- EXERCISE PROMPT -
Leave out the pictures and reproduce all of the data exactly.

- EXERCISE MATERIALS -
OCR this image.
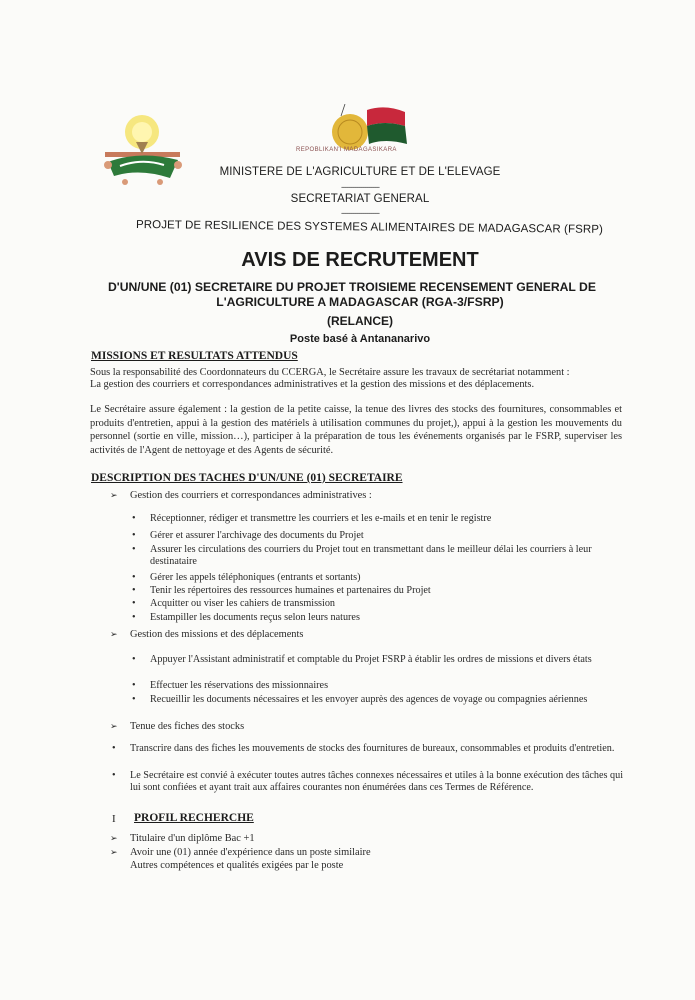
REPOBLIKAN'I MADAGASIKARA
MINISTERE DE L'AGRICULTURE ET DE L'ELEVAGE
-------------------
SECRETARIAT GENERAL
-------------------
PROJET DE RESILIENCE DES SYSTEMES ALIMENTAIRES DE MADAGASCAR (FSRP)
AVIS DE RECRUTEMENT
D'UN/UNE (01) SECRETAIRE DU PROJET TROISIEME RECENSEMENT GENERAL DE
L'AGRICULTURE A MADAGASCAR (RGA-3/FSRP)
(RELANCE)
Poste basé à Antananarivo
MISSIONS ET RESULTATS ATTENDUS
Sous la responsabilité des Coordonnateurs du CCERGA, le Secrétaire assure les travaux de secrétariat notamment :
La gestion des courriers et correspondances administratives et la gestion des missions et des déplacements.
Le Secrétaire assure également : la gestion de la petite caisse, la tenue des livres des stocks des fournitures, consommables et produits d'entretien, appui à la gestion des matériels à utilisation communes du projet,), appui à la gestion les mouvements du personnel (sortie en ville, mission…), participer à la préparation de tous les événements organisés par le FSRP, superviser les activités de l'Agent de nettoyage et des Agents de sécurité.
DESCRIPTION DES TACHES D'UN/UNE (01) SECRETAIRE
➢ Gestion des courriers et correspondances administratives :
•	Réceptionner, rédiger et transmettre les courriers et les e-mails et en tenir le registre
•	Gérer et assurer l'archivage des documents du Projet
•	Assurer les circulations des courriers du Projet tout en transmettant dans le meilleur délai les courriers à leur destinataire
•	Gérer les appels téléphoniques (entrants et sortants)
•	Tenir les répertoires des ressources humaines et partenaires du Projet
•	Acquitter ou viser les cahiers de transmission
•	Estampiller les documents reçus selon leurs natures
➢ Gestion des missions et des déplacements
•	Appuyer l'Assistant administratif et comptable du Projet FSRP à établir les ordres de missions et divers états
•	Effectuer les réservations des missionnaires
•	Recueillir les documents nécessaires et les envoyer auprès des agences de voyage ou compagnies aériennes
➢ Tenue des fiches des stocks
•	Transcrire dans des fiches les mouvements de stocks des fournitures de bureaux, consommables et produits d'entretien.
•	Le Secrétaire est convié à exécuter toutes autres tâches connexes nécessaires et utiles à la bonne exécution des tâches qui lui sont confiées et ayant trait aux affaires courantes non énumérées dans ces Termes de Référence.
I PROFIL RECHERCHE
➢ Titulaire d'un diplôme Bac +1
➢ Avoir une (01) année d'expérience dans un poste similaire
Autres compétences et qualités exigées par le poste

- SOLUTION TO THE PROBLEM -
OCR this image.
REPOBLIKAN'I MADAGASIKARA
MINISTERE DE L'AGRICULTURE ET DE L'ELEVAGE
-------------------
SECRETARIAT GENERAL
-------------------
PROJET DE RESILIENCE DES SYSTEMES ALIMENTAIRES DE MADAGASCAR (FSRP)
AVIS DE RECRUTEMENT
D'UN/UNE (01) SECRETAIRE DU PROJET TROISIEME RECENSEMENT GENERAL DE
L'AGRICULTURE A MADAGASCAR (RGA-3/FSRP)
(RELANCE)
Poste basé à Antananarivo
MISSIONS ET RESULTATS ATTENDUS
Sous la responsabilité des Coordonnateurs du CCERGA, le Secrétaire assure les travaux de secrétariat notamment :
La gestion des courriers et correspondances administratives et la gestion des missions et des déplacements.
Le Secrétaire assure également : la gestion de la petite caisse, la tenue des livres des stocks des fournitures, consommables et produits d'entretien, appui à la gestion des matériels à utilisation communes du projet,), appui à la gestion les mouvements du personnel (sortie en ville, mission…), participer à la préparation de tous les événements organisés par le FSRP, superviser les activités de l'Agent de nettoyage et des Agents de sécurité.
DESCRIPTION DES TACHES D'UN/UNE (01) SECRETAIRE
➢ Gestion des courriers et correspondances administratives :
•	Réceptionner, rédiger et transmettre les courriers et les e-mails et en tenir le registre
•	Gérer et assurer l'archivage des documents du Projet
•	Assurer les circulations des courriers du Projet tout en transmettant dans le meilleur délai les courriers à leur destinataire
•	Gérer les appels téléphoniques (entrants et sortants)
•	Tenir les répertoires des ressources humaines et partenaires du Projet
•	Acquitter ou viser les cahiers de transmission
•	Estampiller les documents reçus selon leurs natures
➢ Gestion des missions et des déplacements
•	Appuyer l'Assistant administratif et comptable du Projet FSRP à établir les ordres de missions et divers états
•	Effectuer les réservations des missionnaires
•	Recueillir les documents nécessaires et les envoyer auprès des agences de voyage ou compagnies aériennes
➢ Tenue des fiches des stocks
•	Transcrire dans des fiches les mouvements de stocks des fournitures de bureaux, consommables et produits d'entretien.
•	Le Secrétaire est convié à exécuter toutes autres tâches connexes nécessaires et utiles à la bonne exécution des tâches qui lui sont confiées et ayant trait aux affaires courantes non énumérées dans ces Termes de Référence.
I PROFIL RECHERCHE
➢ Titulaire d'un diplôme Bac +1
➢ Avoir une (01) année d'expérience dans un poste similaire
Autres compétences et qualités exigées par le poste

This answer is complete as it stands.